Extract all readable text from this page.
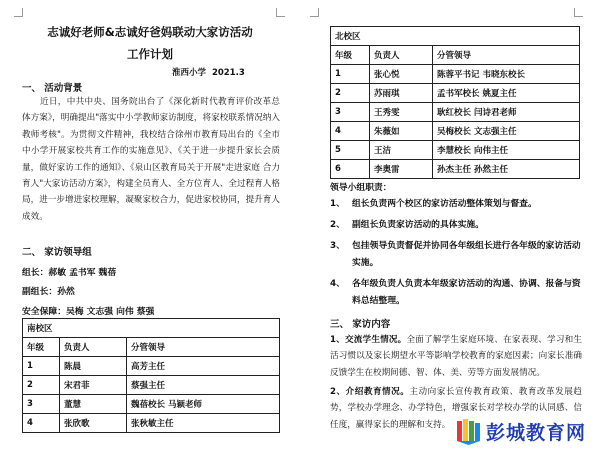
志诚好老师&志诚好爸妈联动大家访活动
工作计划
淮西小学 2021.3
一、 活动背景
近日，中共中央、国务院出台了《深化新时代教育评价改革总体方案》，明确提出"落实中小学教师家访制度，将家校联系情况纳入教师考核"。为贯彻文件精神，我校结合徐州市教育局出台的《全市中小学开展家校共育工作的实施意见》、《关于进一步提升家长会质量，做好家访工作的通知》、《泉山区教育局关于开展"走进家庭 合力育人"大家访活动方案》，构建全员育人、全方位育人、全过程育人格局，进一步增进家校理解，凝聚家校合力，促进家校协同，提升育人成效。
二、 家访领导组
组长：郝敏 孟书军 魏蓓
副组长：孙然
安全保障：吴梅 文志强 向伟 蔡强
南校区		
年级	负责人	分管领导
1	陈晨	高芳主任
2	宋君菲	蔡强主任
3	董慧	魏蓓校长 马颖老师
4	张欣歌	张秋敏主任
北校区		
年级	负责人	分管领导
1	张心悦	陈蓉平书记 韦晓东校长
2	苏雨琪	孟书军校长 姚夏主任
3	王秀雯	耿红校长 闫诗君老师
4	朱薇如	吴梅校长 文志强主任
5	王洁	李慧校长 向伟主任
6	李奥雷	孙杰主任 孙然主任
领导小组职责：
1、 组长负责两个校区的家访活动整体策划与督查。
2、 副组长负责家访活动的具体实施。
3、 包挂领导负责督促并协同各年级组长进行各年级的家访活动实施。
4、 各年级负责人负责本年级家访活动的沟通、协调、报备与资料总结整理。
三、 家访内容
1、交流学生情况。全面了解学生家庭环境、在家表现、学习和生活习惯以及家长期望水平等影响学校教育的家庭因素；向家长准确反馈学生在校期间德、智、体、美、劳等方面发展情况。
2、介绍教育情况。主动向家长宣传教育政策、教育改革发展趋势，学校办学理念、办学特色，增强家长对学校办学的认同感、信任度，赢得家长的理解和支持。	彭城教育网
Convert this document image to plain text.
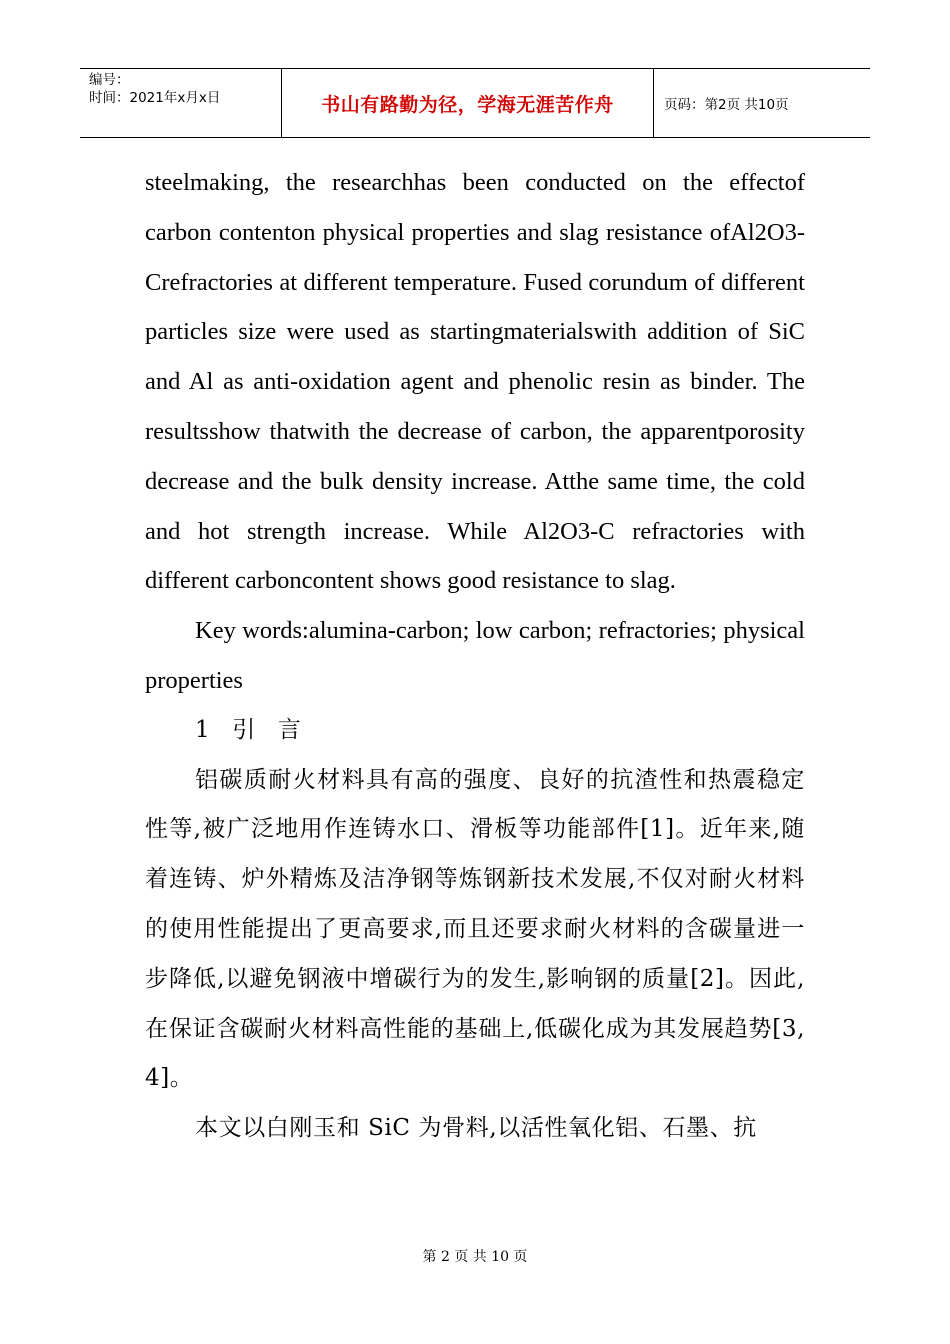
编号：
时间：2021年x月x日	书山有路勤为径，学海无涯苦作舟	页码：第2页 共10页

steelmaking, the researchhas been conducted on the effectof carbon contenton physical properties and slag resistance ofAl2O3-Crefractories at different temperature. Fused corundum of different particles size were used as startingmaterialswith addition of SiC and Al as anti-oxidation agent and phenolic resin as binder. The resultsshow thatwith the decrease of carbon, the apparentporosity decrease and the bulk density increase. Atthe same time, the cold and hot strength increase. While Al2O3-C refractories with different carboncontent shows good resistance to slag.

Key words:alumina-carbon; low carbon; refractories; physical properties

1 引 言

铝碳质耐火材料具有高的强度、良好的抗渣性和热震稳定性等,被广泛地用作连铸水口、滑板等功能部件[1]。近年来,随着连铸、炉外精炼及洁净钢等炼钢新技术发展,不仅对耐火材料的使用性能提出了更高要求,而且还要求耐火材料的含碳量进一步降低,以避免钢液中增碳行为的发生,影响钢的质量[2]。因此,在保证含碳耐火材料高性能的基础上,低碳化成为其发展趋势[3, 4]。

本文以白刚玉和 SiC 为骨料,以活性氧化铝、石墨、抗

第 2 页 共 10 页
——————————
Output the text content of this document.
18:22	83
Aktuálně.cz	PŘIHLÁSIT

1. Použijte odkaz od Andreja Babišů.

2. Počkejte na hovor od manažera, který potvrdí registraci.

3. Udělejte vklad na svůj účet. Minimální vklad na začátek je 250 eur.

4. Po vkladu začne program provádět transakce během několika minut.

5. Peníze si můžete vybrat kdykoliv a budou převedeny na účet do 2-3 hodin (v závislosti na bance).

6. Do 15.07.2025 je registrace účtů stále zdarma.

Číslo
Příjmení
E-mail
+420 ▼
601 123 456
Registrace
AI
——————————
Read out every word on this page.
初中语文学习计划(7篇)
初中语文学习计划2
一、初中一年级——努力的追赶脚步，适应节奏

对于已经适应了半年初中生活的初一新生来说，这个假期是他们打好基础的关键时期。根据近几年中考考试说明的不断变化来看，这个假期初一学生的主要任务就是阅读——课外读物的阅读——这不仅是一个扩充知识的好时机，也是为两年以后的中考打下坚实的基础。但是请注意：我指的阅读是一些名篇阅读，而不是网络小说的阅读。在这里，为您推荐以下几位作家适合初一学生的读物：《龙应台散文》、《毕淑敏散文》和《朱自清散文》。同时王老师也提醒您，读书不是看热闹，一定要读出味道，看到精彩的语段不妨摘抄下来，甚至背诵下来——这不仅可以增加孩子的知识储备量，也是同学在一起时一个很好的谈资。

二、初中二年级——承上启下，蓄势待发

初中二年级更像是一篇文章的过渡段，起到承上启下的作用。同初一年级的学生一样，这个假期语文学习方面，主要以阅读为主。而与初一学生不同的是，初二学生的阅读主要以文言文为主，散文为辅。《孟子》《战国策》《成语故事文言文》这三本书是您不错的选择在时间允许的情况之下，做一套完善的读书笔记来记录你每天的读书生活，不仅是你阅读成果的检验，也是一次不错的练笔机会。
——————————
## THE PROBLEM
Identify lines with the string "document". Copy each one.

## ANSWER FOR THIS EXERCISE
Convert this document image to plain text.
Output the text content of this document.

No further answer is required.